Problem: Each line that follows should be printed again exactly as it stands.

Excerpted records:
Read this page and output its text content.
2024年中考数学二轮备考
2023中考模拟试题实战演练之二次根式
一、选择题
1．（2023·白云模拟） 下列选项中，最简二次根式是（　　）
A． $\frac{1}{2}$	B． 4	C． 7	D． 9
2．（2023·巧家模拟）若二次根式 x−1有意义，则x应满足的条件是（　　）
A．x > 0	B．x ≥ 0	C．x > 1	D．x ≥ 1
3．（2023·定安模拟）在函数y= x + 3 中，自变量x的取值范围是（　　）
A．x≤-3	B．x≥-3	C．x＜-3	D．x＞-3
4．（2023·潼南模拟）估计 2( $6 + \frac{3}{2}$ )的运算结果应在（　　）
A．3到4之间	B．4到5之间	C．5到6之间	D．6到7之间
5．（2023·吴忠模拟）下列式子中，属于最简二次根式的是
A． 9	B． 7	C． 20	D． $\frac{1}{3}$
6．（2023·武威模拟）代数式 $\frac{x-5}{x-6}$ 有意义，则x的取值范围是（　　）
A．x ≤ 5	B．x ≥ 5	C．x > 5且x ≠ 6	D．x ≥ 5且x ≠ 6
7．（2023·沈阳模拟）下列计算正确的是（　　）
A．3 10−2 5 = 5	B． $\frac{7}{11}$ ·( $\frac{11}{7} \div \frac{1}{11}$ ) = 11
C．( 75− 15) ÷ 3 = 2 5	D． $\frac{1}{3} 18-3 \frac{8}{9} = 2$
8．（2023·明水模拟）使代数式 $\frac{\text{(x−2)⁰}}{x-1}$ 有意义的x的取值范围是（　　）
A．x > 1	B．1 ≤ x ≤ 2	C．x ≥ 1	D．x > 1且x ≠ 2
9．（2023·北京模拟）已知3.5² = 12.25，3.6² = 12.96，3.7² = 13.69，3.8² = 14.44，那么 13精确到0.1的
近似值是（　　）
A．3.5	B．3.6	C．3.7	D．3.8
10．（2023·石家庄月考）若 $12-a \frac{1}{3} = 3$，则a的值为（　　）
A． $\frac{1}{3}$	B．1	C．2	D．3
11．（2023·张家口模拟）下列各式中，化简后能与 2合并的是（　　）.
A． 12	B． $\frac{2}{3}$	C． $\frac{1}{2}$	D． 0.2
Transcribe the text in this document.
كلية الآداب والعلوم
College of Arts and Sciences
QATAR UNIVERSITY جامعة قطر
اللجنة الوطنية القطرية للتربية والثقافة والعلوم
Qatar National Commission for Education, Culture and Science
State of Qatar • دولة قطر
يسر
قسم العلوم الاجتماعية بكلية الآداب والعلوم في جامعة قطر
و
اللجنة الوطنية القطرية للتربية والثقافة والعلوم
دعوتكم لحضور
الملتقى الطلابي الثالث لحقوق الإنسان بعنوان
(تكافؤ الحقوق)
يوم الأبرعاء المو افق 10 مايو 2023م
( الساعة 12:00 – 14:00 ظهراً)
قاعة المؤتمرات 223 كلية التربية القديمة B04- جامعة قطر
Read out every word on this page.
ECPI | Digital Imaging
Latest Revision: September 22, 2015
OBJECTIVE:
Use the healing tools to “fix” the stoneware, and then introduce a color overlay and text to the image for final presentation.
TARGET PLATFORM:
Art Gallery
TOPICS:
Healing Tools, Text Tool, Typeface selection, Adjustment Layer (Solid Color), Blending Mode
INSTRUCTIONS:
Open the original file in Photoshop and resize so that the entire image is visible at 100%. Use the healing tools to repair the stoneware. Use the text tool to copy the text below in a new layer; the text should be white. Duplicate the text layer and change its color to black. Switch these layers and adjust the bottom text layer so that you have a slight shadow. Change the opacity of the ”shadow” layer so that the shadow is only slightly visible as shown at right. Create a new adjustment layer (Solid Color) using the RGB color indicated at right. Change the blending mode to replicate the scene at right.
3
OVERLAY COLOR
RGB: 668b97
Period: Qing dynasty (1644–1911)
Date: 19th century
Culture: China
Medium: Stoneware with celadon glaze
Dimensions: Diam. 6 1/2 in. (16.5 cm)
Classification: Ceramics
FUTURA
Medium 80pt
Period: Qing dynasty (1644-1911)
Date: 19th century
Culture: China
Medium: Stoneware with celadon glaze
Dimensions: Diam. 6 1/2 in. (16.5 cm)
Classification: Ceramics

Solution to this exercise:
Read this page and output its text content.
2024年中考数学二轮备考
2023中考模拟试题实战演练之二次根式
一、选择题
1．（2023·白云模拟） 下列选项中，最简二次根式是（　　）
A． $\frac{1}{2}$	B． 4	C． 7	D． 9
2．（2023·巧家模拟）若二次根式 x−1有意义，则x应满足的条件是（　　）
A．x > 0	B．x ≥ 0	C．x > 1	D．x ≥ 1
3．（2023·定安模拟）在函数y= x + 3 中，自变量x的取值范围是（　　）
A．x≤-3	B．x≥-3	C．x＜-3	D．x＞-3
4．（2023·潼南模拟）估计 2( $6 + \frac{3}{2}$ )的运算结果应在（　　）
A．3到4之间	B．4到5之间	C．5到6之间	D．6到7之间
5．（2023·吴忠模拟）下列式子中，属于最简二次根式的是
A． 9	B． 7	C． 20	D． $\frac{1}{3}$
6．（2023·武威模拟）代数式 $\frac{x-5}{x-6}$ 有意义，则x的取值范围是（　　）
A．x ≤ 5	B．x ≥ 5	C．x > 5且x ≠ 6	D．x ≥ 5且x ≠ 6
7．（2023·沈阳模拟）下列计算正确的是（　　）
A．3 10−2 5 = 5	B． $\frac{7}{11}$ ·( $\frac{11}{7} \div \frac{1}{11}$ ) = 11
C．( 75− 15) ÷ 3 = 2 5	D． $\frac{1}{3} 18-3 \frac{8}{9} = 2$
8．（2023·明水模拟）使代数式 $\frac{\text{(x−2)⁰}}{x-1}$ 有意义的x的取值范围是（　　）
A．x > 1	B．1 ≤ x ≤ 2	C．x ≥ 1	D．x > 1且x ≠ 2
9．（2023·北京模拟）已知3.5² = 12.25，3.6² = 12.96，3.7² = 13.69，3.8² = 14.44，那么 13精确到0.1的
近似值是（　　）
A．3.5	B．3.6	C．3.7	D．3.8
10．（2023·石家庄月考）若 $12-a \frac{1}{3} = 3$，则a的值为（　　）
A． $\frac{1}{3}$	B．1	C．2	D．3
11．（2023·张家口模拟）下列各式中，化简后能与 2合并的是（　　）.
A． 12	B． $\frac{2}{3}$	C． $\frac{1}{2}$	D． 0.2
Transcribe the text in this document.
كلية الآداب والعلوم
College of Arts and Sciences
QATAR UNIVERSITY جامعة قطر
اللجنة الوطنية القطرية للتربية والثقافة والعلوم
Qatar National Commission for Education, Culture and Science
State of Qatar • دولة قطر
يسر
قسم العلوم الاجتماعية بكلية الآداب والعلوم في جامعة قطر
و
اللجنة الوطنية القطرية للتربية والثقافة والعلوم
دعوتكم لحضور
الملتقى الطلابي الثالث لحقوق الإنسان بعنوان
(تكافؤ الحقوق)
يوم الأبرعاء المو افق 10 مايو 2023م
( الساعة 12:00 – 14:00 ظهراً)
قاعة المؤتمرات 223 كلية التربية القديمة B04- جامعة قطر
Read out every word on this page.
ECPI | Digital Imaging
Latest Revision: September 22, 2015
OBJECTIVE:
Use the healing tools to “fix” the stoneware, and then introduce a color overlay and text to the image for final presentation.
TARGET PLATFORM:
Art Gallery
TOPICS:
Healing Tools, Text Tool, Typeface selection, Adjustment Layer (Solid Color), Blending Mode
INSTRUCTIONS:
Open the original file in Photoshop and resize so that the entire image is visible at 100%. Use the healing tools to repair the stoneware. Use the text tool to copy the text below in a new layer; the text should be white. Duplicate the text layer and change its color to black. Switch these layers and adjust the bottom text layer so that you have a slight shadow. Change the opacity of the ”shadow” layer so that the shadow is only slightly visible as shown at right. Create a new adjustment layer (Solid Color) using the RGB color indicated at right. Change the blending mode to replicate the scene at right.
3
OVERLAY COLOR
RGB: 668b97
Period: Qing dynasty (1644–1911)
Date: 19th century
Culture: China
Medium: Stoneware with celadon glaze
Dimensions: Diam. 6 1/2 in. (16.5 cm)
Classification: Ceramics
FUTURA
Medium 80pt
Period: Qing dynasty (1644-1911)
Date: 19th century
Culture: China
Medium: Stoneware with celadon glaze
Dimensions: Diam. 6 1/2 in. (16.5 cm)
Classification: Ceramics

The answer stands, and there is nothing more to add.